_AIM:_ Copy the following lines exactly as they appear.

_SUPPLIED MATERIAL:_
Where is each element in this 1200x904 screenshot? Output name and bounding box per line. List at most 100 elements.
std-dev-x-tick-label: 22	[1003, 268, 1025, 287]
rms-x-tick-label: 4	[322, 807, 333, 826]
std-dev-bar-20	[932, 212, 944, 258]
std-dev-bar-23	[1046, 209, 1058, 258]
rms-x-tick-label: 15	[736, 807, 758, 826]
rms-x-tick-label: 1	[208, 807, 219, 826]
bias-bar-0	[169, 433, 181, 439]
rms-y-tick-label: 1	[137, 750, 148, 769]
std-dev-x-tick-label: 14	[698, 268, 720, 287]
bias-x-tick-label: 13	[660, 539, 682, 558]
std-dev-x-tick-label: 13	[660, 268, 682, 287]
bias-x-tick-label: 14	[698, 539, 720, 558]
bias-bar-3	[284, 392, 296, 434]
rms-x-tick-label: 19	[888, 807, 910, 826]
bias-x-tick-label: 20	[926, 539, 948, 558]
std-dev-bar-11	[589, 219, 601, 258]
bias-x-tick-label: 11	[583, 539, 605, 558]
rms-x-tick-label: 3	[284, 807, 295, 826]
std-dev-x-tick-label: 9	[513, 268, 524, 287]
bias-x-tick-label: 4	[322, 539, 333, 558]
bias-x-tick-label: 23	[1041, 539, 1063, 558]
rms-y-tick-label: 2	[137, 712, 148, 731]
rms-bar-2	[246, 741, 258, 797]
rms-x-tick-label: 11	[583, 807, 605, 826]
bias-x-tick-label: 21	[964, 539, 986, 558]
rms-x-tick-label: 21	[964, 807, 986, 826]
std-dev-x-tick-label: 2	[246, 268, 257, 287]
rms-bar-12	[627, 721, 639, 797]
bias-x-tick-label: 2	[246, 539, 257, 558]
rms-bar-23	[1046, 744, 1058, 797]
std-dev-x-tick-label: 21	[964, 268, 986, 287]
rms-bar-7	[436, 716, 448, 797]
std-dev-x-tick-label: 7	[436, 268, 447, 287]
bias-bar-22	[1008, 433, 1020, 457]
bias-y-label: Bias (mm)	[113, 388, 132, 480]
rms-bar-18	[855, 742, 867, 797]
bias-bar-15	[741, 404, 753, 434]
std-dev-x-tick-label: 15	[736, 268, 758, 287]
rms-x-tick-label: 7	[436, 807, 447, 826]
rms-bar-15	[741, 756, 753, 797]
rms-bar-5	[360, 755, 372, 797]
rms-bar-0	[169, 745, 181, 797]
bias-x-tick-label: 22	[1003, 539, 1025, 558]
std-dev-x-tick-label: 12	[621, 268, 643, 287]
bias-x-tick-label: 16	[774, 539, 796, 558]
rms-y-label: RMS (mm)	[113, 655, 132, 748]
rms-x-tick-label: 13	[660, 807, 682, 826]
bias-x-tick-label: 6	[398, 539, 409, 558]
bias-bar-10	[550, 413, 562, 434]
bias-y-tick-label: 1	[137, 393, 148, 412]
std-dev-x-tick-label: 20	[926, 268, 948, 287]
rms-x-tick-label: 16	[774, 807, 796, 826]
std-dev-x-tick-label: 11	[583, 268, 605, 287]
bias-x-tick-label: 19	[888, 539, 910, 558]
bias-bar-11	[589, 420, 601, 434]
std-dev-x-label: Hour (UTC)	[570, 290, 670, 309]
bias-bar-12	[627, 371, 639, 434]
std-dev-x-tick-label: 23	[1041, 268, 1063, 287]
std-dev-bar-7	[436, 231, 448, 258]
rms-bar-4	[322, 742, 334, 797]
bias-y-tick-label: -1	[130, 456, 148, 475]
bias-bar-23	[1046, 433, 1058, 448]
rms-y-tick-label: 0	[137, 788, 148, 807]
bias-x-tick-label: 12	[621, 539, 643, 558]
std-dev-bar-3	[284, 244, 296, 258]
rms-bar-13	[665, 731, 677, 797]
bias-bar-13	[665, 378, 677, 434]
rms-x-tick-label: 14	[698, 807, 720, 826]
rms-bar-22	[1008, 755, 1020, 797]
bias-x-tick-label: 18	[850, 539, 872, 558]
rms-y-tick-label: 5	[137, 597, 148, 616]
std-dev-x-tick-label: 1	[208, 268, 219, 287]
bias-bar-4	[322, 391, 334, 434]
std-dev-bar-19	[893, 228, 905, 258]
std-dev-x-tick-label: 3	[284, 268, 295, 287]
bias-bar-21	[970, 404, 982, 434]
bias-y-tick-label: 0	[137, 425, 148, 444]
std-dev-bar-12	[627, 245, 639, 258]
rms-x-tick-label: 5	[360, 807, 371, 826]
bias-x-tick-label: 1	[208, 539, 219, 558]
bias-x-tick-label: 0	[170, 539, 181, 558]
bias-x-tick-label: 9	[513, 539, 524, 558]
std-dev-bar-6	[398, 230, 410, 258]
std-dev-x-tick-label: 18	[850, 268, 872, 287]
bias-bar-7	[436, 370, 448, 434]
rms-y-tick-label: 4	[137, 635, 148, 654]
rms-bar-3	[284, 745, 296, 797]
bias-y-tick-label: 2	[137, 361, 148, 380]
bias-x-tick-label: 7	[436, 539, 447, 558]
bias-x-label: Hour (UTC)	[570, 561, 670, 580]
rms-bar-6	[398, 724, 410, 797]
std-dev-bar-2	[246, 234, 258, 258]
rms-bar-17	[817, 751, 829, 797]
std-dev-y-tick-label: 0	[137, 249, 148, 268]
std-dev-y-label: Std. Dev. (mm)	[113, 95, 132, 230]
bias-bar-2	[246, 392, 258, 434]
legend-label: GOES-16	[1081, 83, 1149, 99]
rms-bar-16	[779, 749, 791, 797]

_ANSWER TO THE PROBLEM:_
Where is each element in this 1200x904 screenshot? Output name and bounding box per line. List at most 100 elements.
std-dev-x-tick-label: 22	[1003, 268, 1025, 287]
rms-x-tick-label: 4	[322, 807, 333, 826]
std-dev-bar-20	[932, 212, 944, 258]
std-dev-bar-23	[1046, 209, 1058, 258]
rms-x-tick-label: 15	[736, 807, 758, 826]
rms-x-tick-label: 1	[208, 807, 219, 826]
bias-bar-0	[169, 433, 181, 439]
rms-y-tick-label: 1	[137, 750, 148, 769]
std-dev-x-tick-label: 14	[698, 268, 720, 287]
bias-x-tick-label: 13	[660, 539, 682, 558]
std-dev-x-tick-label: 13	[660, 268, 682, 287]
bias-x-tick-label: 14	[698, 539, 720, 558]
bias-bar-3	[284, 392, 296, 434]
rms-x-tick-label: 19	[888, 807, 910, 826]
bias-x-tick-label: 20	[926, 539, 948, 558]
std-dev-bar-11	[589, 219, 601, 258]
bias-x-tick-label: 11	[583, 539, 605, 558]
rms-x-tick-label: 3	[284, 807, 295, 826]
std-dev-x-tick-label: 9	[513, 268, 524, 287]
bias-x-tick-label: 4	[322, 539, 333, 558]
bias-x-tick-label: 23	[1041, 539, 1063, 558]
rms-y-tick-label: 2	[137, 712, 148, 731]
rms-bar-2	[246, 741, 258, 797]
rms-x-tick-label: 11	[583, 807, 605, 826]
bias-x-tick-label: 21	[964, 539, 986, 558]
rms-x-tick-label: 21	[964, 807, 986, 826]
std-dev-x-tick-label: 2	[246, 268, 257, 287]
rms-bar-12	[627, 721, 639, 797]
bias-x-tick-label: 2	[246, 539, 257, 558]
rms-bar-23	[1046, 744, 1058, 797]
std-dev-x-tick-label: 21	[964, 268, 986, 287]
rms-bar-7	[436, 716, 448, 797]
std-dev-x-tick-label: 7	[436, 268, 447, 287]
bias-bar-22	[1008, 433, 1020, 457]
bias-y-label: Bias (mm)	[113, 388, 132, 480]
rms-bar-18	[855, 742, 867, 797]
bias-bar-15	[741, 404, 753, 434]
std-dev-x-tick-label: 15	[736, 268, 758, 287]
rms-x-tick-label: 7	[436, 807, 447, 826]
rms-bar-15	[741, 756, 753, 797]
rms-bar-5	[360, 755, 372, 797]
rms-bar-0	[169, 745, 181, 797]
bias-x-tick-label: 22	[1003, 539, 1025, 558]
std-dev-x-tick-label: 12	[621, 268, 643, 287]
bias-x-tick-label: 16	[774, 539, 796, 558]
rms-y-label: RMS (mm)	[113, 655, 132, 748]
rms-x-tick-label: 13	[660, 807, 682, 826]
bias-x-tick-label: 6	[398, 539, 409, 558]
bias-bar-10	[550, 413, 562, 434]
bias-y-tick-label: 1	[137, 393, 148, 412]
std-dev-x-tick-label: 20	[926, 268, 948, 287]
rms-x-tick-label: 16	[774, 807, 796, 826]
std-dev-x-tick-label: 11	[583, 268, 605, 287]
bias-x-tick-label: 19	[888, 539, 910, 558]
bias-bar-11	[589, 420, 601, 434]
std-dev-x-label: Hour (UTC)	[570, 290, 670, 309]
bias-bar-12	[627, 371, 639, 434]
std-dev-x-tick-label: 23	[1041, 268, 1063, 287]
std-dev-bar-7	[436, 231, 448, 258]
rms-bar-4	[322, 742, 334, 797]
bias-y-tick-label: -1	[130, 456, 148, 475]
bias-bar-23	[1046, 433, 1058, 448]
rms-y-tick-label: 0	[137, 788, 148, 807]
bias-x-tick-label: 12	[621, 539, 643, 558]
std-dev-bar-3	[284, 244, 296, 258]
rms-bar-13	[665, 731, 677, 797]
bias-bar-13	[665, 378, 677, 434]
rms-x-tick-label: 14	[698, 807, 720, 826]
rms-bar-22	[1008, 755, 1020, 797]
bias-x-tick-label: 18	[850, 539, 872, 558]
rms-y-tick-label: 5	[137, 597, 148, 616]
std-dev-x-tick-label: 1	[208, 268, 219, 287]
bias-bar-4	[322, 391, 334, 434]
std-dev-bar-19	[893, 228, 905, 258]
std-dev-x-tick-label: 3	[284, 268, 295, 287]
bias-bar-21	[970, 404, 982, 434]
bias-y-tick-label: 0	[137, 425, 148, 444]
std-dev-bar-12	[627, 245, 639, 258]
rms-x-tick-label: 5	[360, 807, 371, 826]
bias-x-tick-label: 1	[208, 539, 219, 558]
bias-x-tick-label: 0	[170, 539, 181, 558]
bias-x-tick-label: 9	[513, 539, 524, 558]
std-dev-bar-6	[398, 230, 410, 258]
std-dev-x-tick-label: 18	[850, 268, 872, 287]
bias-bar-7	[436, 370, 448, 434]
rms-y-tick-label: 4	[137, 635, 148, 654]
rms-bar-3	[284, 745, 296, 797]
bias-y-tick-label: 2	[137, 361, 148, 380]
bias-x-tick-label: 7	[436, 539, 447, 558]
bias-x-label: Hour (UTC)	[570, 561, 670, 580]
rms-bar-6	[398, 724, 410, 797]
std-dev-bar-2	[246, 234, 258, 258]
rms-bar-17	[817, 751, 829, 797]
std-dev-y-tick-label: 0	[137, 249, 148, 268]
std-dev-y-label: Std. Dev. (mm)	[113, 95, 132, 230]
bias-bar-2	[246, 392, 258, 434]
legend-label: GOES-16	[1081, 83, 1149, 99]
rms-bar-16	[779, 749, 791, 797]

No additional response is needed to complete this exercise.